#### [DOCUMENT SECTION]
Ultracold gas bubbles on the space station could reveal strange new quantum physics

An artist's rendering of the gas bubbles being blown in NASA's Cold Atom Lab aboard the International Space Station. (Image credit: NASA/JPL-Caltech)

While it might be a comfortable 72 degrees Fahrenheit (22 degrees Celsius) inside the International Space Station (ISS), there's a small chamber onboard where things get much, much colder — colder than space itself.

In NASA's Cold Atom Lab aboard the ISS, scientists have successfully blown small, spherical gas bubbles cooled to just a millionth of a degree above absolute zero, the lowest temperature theoretically possible. (That's a few degrees colder than space!) The test was designed to study how ultracold gas behaves in microgravity, and the results may lead to experiments with Bose-Einstein condensates (BECs), the fifth state of matter.

The test demonstrated that, like liquid, gas coalesces into spheres in microgravity. On Earth, similar experiments have failed because gravity pulls the matter into asymmetrical droplets.

Related: Scientists create exotic, fifth state of matter on space station to explore the quantum world

"These are not like your average soap bubbles," David Aveline, the study's lead author and a member of the Cold Atom Lab science team at NASA's Jet Propulsion Laboratory (JPL) in California, said in a statement. "Nothing that we know of in nature gets as cold as the atomic gases produced in Cold Atom Lab.

#### [DATA SHOWN]
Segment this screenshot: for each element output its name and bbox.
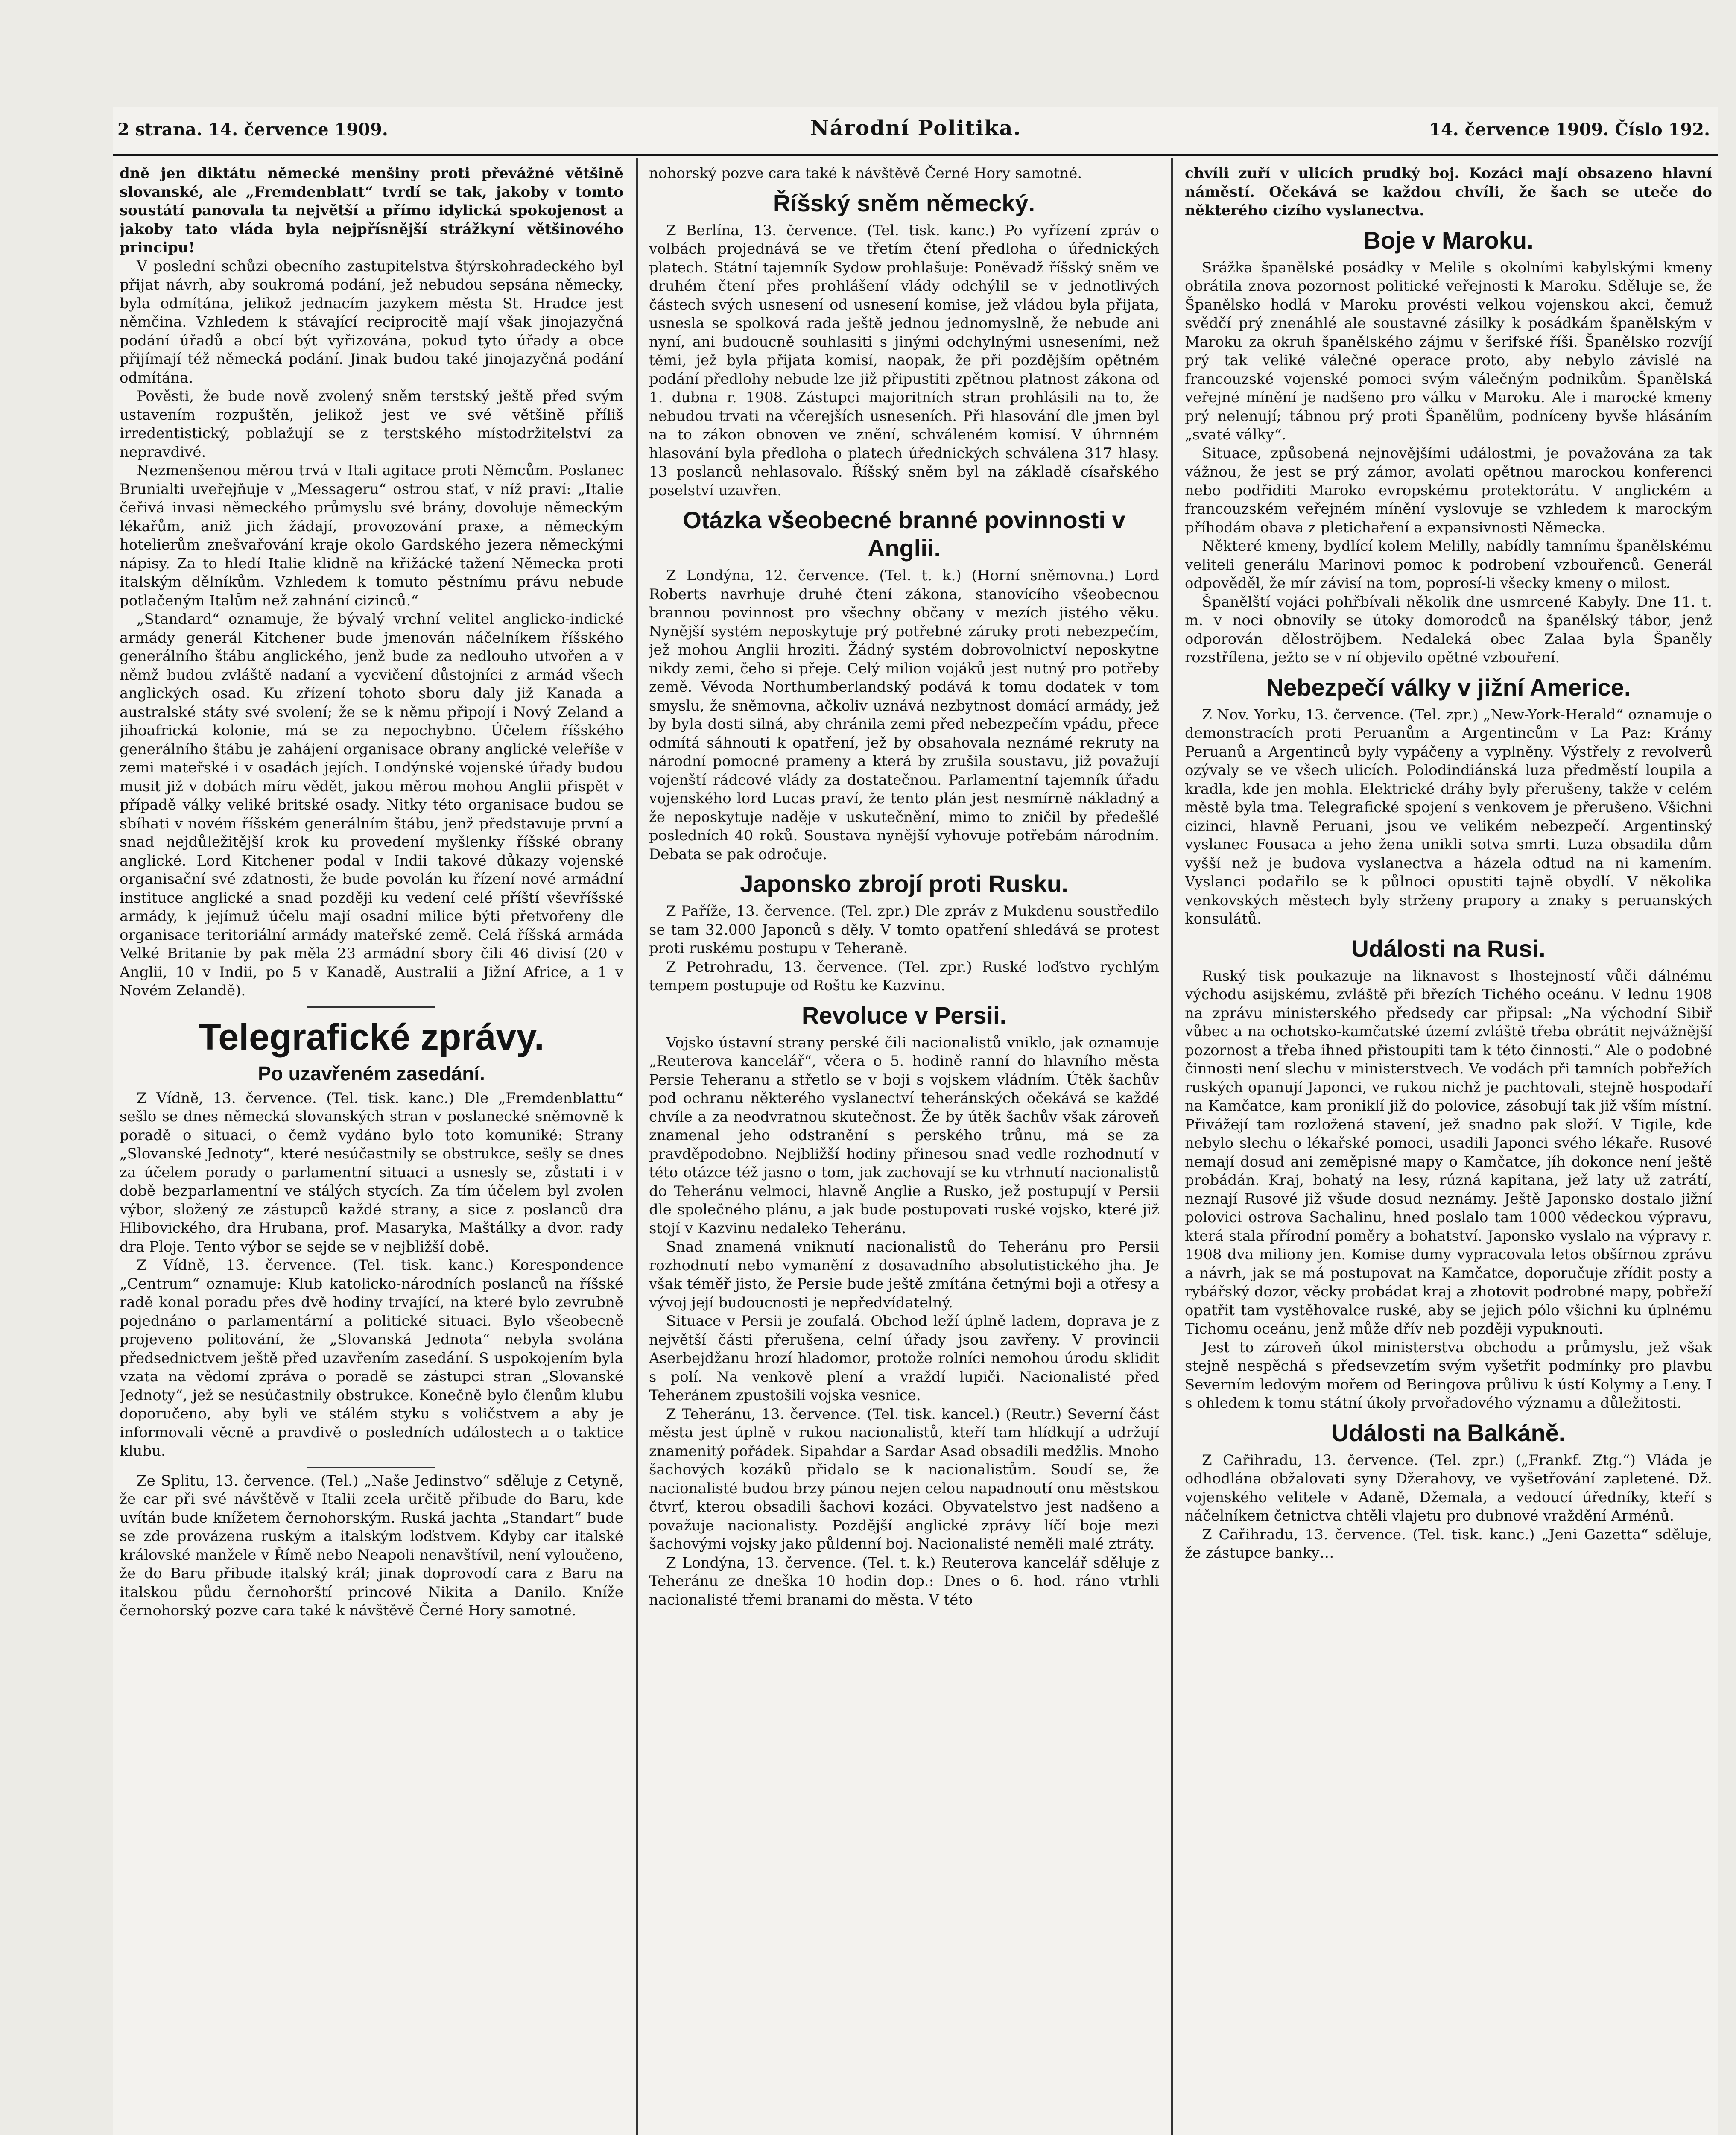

#### [YOUR TASK]
Write out everything in the article on ultracold gas bubbles from "The test demonstrated" down to "Cold Atom Lab.", with no change to its wording.

#### [EXERCISE ANSWER]
The test demonstrated that, like liquid, gas coalesces into spheres in microgravity. On Earth, similar experiments have failed because gravity pulls the matter into asymmetrical droplets.

Related: Scientists create exotic, fifth state of matter on space station to explore the quantum world

"These are not like your average soap bubbles," David Aveline, the study's lead author and a member of the Cold Atom Lab science team at NASA's Jet Propulsion Laboratory (JPL) in California, said in a statement. "Nothing that we know of in nature gets as cold as the atomic gases produced in Cold Atom Lab.